# Start of RECORDS TO USE
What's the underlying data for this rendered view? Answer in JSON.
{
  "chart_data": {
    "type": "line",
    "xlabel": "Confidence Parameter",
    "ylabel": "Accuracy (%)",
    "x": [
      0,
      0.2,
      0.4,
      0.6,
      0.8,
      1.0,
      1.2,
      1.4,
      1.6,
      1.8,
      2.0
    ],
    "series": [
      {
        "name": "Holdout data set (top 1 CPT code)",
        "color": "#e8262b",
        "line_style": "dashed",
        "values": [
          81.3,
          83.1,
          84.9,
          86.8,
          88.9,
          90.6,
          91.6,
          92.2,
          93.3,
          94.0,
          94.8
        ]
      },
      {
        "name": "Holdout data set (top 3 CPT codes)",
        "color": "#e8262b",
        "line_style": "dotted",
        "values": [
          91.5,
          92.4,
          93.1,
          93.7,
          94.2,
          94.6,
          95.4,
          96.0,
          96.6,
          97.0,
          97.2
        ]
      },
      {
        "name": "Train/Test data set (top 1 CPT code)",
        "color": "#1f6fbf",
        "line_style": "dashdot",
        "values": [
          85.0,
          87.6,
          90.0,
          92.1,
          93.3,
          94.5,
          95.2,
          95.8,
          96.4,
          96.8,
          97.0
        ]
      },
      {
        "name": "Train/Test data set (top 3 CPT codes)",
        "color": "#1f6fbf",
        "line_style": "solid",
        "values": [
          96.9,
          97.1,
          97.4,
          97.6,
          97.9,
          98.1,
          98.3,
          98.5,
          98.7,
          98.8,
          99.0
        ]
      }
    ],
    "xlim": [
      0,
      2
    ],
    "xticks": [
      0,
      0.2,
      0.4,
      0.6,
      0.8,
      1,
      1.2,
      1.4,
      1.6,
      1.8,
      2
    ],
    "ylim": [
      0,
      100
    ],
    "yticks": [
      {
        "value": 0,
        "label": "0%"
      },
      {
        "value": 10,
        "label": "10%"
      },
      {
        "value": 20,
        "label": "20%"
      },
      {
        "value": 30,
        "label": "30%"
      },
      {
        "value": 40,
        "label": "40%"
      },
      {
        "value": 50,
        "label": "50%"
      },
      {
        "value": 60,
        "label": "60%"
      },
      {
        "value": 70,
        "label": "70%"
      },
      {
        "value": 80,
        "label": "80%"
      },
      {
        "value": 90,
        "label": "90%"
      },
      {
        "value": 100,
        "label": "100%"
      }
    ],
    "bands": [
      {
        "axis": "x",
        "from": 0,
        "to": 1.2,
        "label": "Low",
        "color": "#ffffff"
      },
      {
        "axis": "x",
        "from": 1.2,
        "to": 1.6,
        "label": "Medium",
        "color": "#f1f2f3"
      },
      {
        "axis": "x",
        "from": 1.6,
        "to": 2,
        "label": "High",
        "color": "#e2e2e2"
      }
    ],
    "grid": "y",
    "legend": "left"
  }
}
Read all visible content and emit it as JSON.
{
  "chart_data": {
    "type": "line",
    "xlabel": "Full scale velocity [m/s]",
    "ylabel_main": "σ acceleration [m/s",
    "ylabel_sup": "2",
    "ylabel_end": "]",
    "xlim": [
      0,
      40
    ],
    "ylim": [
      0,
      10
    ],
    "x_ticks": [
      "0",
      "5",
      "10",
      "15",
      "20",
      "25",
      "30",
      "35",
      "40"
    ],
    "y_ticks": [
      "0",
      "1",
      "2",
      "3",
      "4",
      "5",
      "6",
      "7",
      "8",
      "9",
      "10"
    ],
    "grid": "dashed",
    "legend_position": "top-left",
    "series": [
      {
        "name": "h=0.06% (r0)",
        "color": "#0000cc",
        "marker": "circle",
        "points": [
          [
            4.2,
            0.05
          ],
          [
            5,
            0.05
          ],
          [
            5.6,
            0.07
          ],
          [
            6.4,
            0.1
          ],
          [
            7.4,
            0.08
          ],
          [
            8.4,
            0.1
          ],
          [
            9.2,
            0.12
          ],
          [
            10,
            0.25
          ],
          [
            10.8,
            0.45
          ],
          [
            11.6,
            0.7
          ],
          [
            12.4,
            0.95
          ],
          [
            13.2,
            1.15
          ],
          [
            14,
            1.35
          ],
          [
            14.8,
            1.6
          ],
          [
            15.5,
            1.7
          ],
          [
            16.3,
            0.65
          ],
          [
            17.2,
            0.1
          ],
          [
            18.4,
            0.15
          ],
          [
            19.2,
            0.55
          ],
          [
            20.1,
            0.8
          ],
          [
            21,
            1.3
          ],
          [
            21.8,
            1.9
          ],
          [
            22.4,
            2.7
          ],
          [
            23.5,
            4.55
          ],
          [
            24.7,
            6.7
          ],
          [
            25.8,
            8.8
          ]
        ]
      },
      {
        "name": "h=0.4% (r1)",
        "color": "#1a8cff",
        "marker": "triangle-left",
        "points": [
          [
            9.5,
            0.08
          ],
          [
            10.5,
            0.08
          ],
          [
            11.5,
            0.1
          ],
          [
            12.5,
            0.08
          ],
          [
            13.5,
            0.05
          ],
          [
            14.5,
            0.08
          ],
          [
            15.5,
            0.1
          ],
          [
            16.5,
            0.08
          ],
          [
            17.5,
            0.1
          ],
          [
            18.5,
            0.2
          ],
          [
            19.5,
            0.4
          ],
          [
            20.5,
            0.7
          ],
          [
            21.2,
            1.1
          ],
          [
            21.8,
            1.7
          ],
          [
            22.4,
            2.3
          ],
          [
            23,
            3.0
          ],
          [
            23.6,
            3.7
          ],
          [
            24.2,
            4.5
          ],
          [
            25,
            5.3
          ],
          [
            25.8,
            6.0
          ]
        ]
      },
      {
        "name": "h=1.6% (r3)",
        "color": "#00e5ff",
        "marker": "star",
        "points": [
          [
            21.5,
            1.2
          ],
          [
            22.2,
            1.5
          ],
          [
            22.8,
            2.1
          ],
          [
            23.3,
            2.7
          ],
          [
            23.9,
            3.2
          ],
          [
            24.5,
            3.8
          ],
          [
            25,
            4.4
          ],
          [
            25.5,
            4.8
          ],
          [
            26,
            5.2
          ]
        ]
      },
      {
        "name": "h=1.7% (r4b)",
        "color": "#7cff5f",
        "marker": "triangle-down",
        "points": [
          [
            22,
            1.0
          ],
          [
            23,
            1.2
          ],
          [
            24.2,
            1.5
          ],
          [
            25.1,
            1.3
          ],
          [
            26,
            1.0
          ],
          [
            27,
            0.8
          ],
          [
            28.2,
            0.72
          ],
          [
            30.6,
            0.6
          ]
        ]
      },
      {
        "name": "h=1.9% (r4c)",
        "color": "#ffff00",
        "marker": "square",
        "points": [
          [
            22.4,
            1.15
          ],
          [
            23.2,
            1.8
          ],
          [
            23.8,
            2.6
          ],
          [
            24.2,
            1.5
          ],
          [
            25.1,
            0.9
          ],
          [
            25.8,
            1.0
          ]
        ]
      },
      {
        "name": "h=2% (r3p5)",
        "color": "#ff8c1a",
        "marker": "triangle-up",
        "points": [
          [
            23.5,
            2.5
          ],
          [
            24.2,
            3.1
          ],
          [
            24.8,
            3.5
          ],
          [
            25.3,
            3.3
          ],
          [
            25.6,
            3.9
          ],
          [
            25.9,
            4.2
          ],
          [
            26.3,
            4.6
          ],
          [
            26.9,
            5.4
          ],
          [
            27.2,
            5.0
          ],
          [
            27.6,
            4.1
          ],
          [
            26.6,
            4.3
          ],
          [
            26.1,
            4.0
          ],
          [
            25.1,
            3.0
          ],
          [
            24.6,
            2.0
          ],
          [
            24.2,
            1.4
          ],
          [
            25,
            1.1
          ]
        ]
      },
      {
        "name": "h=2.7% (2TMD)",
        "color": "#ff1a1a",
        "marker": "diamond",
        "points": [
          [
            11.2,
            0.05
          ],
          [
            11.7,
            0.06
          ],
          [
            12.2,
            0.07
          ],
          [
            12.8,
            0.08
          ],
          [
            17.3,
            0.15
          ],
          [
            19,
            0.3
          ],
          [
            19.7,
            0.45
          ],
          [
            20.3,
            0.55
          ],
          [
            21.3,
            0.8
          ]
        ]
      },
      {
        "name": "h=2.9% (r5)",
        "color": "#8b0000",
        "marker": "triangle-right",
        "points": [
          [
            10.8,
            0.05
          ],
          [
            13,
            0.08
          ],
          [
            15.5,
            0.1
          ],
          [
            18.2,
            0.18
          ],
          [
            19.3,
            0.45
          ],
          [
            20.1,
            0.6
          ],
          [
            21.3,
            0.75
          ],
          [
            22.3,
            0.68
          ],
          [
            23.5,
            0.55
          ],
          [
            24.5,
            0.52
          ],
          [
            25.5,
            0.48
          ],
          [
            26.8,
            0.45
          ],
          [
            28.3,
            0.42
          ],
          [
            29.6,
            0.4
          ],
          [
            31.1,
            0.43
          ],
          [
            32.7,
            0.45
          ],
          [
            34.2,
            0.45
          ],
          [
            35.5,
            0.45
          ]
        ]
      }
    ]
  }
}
# End of RECORDS TO USE
**WRITTEN INSTRUCTION:** Each line in the entries above that includes the string "left" should be extracted.

**CORRECT ANSWER:**
    "legend": "left"
    "legend_position": "top-left",
        "marker": "triangle-left",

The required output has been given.